> [Exercise]: What follows are records. Restate all of them word for word.

- - - - - - -

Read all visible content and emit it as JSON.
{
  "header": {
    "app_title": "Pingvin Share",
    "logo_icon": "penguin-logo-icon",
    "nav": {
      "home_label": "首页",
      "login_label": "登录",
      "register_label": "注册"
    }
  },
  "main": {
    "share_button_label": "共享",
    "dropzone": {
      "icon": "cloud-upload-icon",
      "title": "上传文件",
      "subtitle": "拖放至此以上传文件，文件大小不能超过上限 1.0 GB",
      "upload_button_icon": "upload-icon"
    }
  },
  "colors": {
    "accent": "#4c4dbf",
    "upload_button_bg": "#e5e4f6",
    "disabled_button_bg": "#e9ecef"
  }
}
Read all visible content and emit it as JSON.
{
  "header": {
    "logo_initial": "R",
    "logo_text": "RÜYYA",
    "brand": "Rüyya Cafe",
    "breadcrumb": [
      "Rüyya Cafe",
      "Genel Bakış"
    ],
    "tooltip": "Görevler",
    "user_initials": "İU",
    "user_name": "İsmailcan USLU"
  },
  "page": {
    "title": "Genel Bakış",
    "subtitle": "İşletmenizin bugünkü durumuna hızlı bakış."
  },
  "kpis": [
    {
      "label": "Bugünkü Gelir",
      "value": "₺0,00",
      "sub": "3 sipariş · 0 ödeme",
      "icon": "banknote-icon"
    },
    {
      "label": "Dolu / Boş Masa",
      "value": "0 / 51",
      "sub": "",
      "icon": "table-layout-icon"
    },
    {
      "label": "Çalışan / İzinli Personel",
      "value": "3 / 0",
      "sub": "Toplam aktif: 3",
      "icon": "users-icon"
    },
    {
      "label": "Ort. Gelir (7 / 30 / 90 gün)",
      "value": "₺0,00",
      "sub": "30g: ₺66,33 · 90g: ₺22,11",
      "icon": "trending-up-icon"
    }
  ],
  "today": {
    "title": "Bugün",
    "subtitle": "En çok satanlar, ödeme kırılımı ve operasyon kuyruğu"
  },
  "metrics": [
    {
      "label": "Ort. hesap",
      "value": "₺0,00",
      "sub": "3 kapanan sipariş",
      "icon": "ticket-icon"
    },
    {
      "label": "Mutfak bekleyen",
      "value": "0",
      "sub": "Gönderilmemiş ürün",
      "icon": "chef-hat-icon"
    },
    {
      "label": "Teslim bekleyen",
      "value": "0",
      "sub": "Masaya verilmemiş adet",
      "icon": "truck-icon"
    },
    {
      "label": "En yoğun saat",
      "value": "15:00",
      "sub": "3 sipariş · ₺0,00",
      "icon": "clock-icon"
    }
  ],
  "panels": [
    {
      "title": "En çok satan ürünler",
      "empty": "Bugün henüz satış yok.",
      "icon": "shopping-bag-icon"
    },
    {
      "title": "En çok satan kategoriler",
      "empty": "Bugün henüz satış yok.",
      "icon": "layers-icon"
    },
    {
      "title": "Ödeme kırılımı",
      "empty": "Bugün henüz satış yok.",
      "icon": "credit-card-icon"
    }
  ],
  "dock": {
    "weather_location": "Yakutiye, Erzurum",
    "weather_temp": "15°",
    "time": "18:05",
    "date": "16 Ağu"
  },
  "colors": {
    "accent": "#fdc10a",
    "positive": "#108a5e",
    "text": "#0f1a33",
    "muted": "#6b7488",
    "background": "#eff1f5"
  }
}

- - - - - - -

> [Answer to this problem]:
Read all visible content and emit it as JSON.
{
  "header": {
    "app_title": "Pingvin Share",
    "logo_icon": "penguin-logo-icon",
    "nav": {
      "home_label": "首页",
      "login_label": "登录",
      "register_label": "注册"
    }
  },
  "main": {
    "share_button_label": "共享",
    "dropzone": {
      "icon": "cloud-upload-icon",
      "title": "上传文件",
      "subtitle": "拖放至此以上传文件，文件大小不能超过上限 1.0 GB",
      "upload_button_icon": "upload-icon"
    }
  },
  "colors": {
    "accent": "#4c4dbf",
    "upload_button_bg": "#e5e4f6",
    "disabled_button_bg": "#e9ecef"
  }
}
Read all visible content and emit it as JSON.
{
  "header": {
    "logo_initial": "R",
    "logo_text": "RÜYYA",
    "brand": "Rüyya Cafe",
    "breadcrumb": [
      "Rüyya Cafe",
      "Genel Bakış"
    ],
    "tooltip": "Görevler",
    "user_initials": "İU",
    "user_name": "İsmailcan USLU"
  },
  "page": {
    "title": "Genel Bakış",
    "subtitle": "İşletmenizin bugünkü durumuna hızlı bakış."
  },
  "kpis": [
    {
      "label": "Bugünkü Gelir",
      "value": "₺0,00",
      "sub": "3 sipariş · 0 ödeme",
      "icon": "banknote-icon"
    },
    {
      "label": "Dolu / Boş Masa",
      "value": "0 / 51",
      "sub": "",
      "icon": "table-layout-icon"
    },
    {
      "label": "Çalışan / İzinli Personel",
      "value": "3 / 0",
      "sub": "Toplam aktif: 3",
      "icon": "users-icon"
    },
    {
      "label": "Ort. Gelir (7 / 30 / 90 gün)",
      "value": "₺0,00",
      "sub": "30g: ₺66,33 · 90g: ₺22,11",
      "icon": "trending-up-icon"
    }
  ],
  "today": {
    "title": "Bugün",
    "subtitle": "En çok satanlar, ödeme kırılımı ve operasyon kuyruğu"
  },
  "metrics": [
    {
      "label": "Ort. hesap",
      "value": "₺0,00",
      "sub": "3 kapanan sipariş",
      "icon": "ticket-icon"
    },
    {
      "label": "Mutfak bekleyen",
      "value": "0",
      "sub": "Gönderilmemiş ürün",
      "icon": "chef-hat-icon"
    },
    {
      "label": "Teslim bekleyen",
      "value": "0",
      "sub": "Masaya verilmemiş adet",
      "icon": "truck-icon"
    },
    {
      "label": "En yoğun saat",
      "value": "15:00",
      "sub": "3 sipariş · ₺0,00",
      "icon": "clock-icon"
    }
  ],
  "panels": [
    {
      "title": "En çok satan ürünler",
      "empty": "Bugün henüz satış yok.",
      "icon": "shopping-bag-icon"
    },
    {
      "title": "En çok satan kategoriler",
      "empty": "Bugün henüz satış yok.",
      "icon": "layers-icon"
    },
    {
      "title": "Ödeme kırılımı",
      "empty": "Bugün henüz satış yok.",
      "icon": "credit-card-icon"
    }
  ],
  "dock": {
    "weather_location": "Yakutiye, Erzurum",
    "weather_temp": "15°",
    "time": "18:05",
    "date": "16 Ağu"
  },
  "colors": {
    "accent": "#fdc10a",
    "positive": "#108a5e",
    "text": "#0f1a33",
    "muted": "#6b7488",
    "background": "#eff1f5"
  }
}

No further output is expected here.